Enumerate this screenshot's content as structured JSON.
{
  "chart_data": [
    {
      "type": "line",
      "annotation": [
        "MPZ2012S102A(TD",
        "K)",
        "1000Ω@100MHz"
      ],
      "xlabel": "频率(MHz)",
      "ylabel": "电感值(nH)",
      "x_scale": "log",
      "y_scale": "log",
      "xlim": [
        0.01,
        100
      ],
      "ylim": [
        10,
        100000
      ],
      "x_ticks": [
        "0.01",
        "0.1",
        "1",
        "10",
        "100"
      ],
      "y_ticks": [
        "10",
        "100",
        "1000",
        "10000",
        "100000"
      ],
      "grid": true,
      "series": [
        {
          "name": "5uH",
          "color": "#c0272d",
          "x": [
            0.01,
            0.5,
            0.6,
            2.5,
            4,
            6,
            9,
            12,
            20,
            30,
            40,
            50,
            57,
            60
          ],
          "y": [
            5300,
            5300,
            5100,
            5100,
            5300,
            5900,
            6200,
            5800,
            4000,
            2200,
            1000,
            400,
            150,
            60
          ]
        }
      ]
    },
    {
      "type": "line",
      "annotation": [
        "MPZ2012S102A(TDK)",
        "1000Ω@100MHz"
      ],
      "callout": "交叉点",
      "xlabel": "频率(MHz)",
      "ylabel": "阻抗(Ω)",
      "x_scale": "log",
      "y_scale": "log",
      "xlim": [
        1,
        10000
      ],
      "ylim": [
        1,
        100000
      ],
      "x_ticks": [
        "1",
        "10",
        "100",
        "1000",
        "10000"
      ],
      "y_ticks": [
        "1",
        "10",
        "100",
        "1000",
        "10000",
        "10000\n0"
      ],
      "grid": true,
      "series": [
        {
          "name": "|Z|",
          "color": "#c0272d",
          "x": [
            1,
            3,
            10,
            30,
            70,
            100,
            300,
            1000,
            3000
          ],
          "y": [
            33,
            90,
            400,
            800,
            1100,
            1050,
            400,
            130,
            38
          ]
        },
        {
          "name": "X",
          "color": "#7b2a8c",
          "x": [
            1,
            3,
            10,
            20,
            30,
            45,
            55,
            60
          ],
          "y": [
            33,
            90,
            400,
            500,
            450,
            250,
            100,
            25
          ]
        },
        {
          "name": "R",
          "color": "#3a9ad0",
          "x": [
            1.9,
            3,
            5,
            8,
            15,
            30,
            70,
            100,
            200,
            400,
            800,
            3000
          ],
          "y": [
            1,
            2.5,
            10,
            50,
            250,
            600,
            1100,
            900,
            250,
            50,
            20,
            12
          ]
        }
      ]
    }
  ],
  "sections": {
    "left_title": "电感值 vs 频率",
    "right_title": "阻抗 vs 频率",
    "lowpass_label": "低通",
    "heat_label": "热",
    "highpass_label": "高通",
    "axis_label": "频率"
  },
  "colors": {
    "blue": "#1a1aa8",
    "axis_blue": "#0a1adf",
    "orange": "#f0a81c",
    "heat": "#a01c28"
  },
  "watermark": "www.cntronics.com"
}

> [What the exercise asks] Return all the data exactly as given.

> [Problem solution]
Enumerate this screenshot's content as structured JSON.
{
  "chart_data": [
    {
      "type": "line",
      "annotation": [
        "MPZ2012S102A(TD",
        "K)",
        "1000Ω@100MHz"
      ],
      "xlabel": "频率(MHz)",
      "ylabel": "电感值(nH)",
      "x_scale": "log",
      "y_scale": "log",
      "xlim": [
        0.01,
        100
      ],
      "ylim": [
        10,
        100000
      ],
      "x_ticks": [
        "0.01",
        "0.1",
        "1",
        "10",
        "100"
      ],
      "y_ticks": [
        "10",
        "100",
        "1000",
        "10000",
        "100000"
      ],
      "grid": true,
      "series": [
        {
          "name": "5uH",
          "color": "#c0272d",
          "x": [
            0.01,
            0.5,
            0.6,
            2.5,
            4,
            6,
            9,
            12,
            20,
            30,
            40,
            50,
            57,
            60
          ],
          "y": [
            5300,
            5300,
            5100,
            5100,
            5300,
            5900,
            6200,
            5800,
            4000,
            2200,
            1000,
            400,
            150,
            60
          ]
        }
      ]
    },
    {
      "type": "line",
      "annotation": [
        "MPZ2012S102A(TDK)",
        "1000Ω@100MHz"
      ],
      "callout": "交叉点",
      "xlabel": "频率(MHz)",
      "ylabel": "阻抗(Ω)",
      "x_scale": "log",
      "y_scale": "log",
      "xlim": [
        1,
        10000
      ],
      "ylim": [
        1,
        100000
      ],
      "x_ticks": [
        "1",
        "10",
        "100",
        "1000",
        "10000"
      ],
      "y_ticks": [
        "1",
        "10",
        "100",
        "1000",
        "10000",
        "10000\n0"
      ],
      "grid": true,
      "series": [
        {
          "name": "|Z|",
          "color": "#c0272d",
          "x": [
            1,
            3,
            10,
            30,
            70,
            100,
            300,
            1000,
            3000
          ],
          "y": [
            33,
            90,
            400,
            800,
            1100,
            1050,
            400,
            130,
            38
          ]
        },
        {
          "name": "X",
          "color": "#7b2a8c",
          "x": [
            1,
            3,
            10,
            20,
            30,
            45,
            55,
            60
          ],
          "y": [
            33,
            90,
            400,
            500,
            450,
            250,
            100,
            25
          ]
        },
        {
          "name": "R",
          "color": "#3a9ad0",
          "x": [
            1.9,
            3,
            5,
            8,
            15,
            30,
            70,
            100,
            200,
            400,
            800,
            3000
          ],
          "y": [
            1,
            2.5,
            10,
            50,
            250,
            600,
            1100,
            900,
            250,
            50,
            20,
            12
          ]
        }
      ]
    }
  ],
  "sections": {
    "left_title": "电感值 vs 频率",
    "right_title": "阻抗 vs 频率",
    "lowpass_label": "低通",
    "heat_label": "热",
    "highpass_label": "高通",
    "axis_label": "频率"
  },
  "colors": {
    "blue": "#1a1aa8",
    "axis_blue": "#0a1adf",
    "orange": "#f0a81c",
    "heat": "#a01c28"
  },
  "watermark": "www.cntronics.com"
}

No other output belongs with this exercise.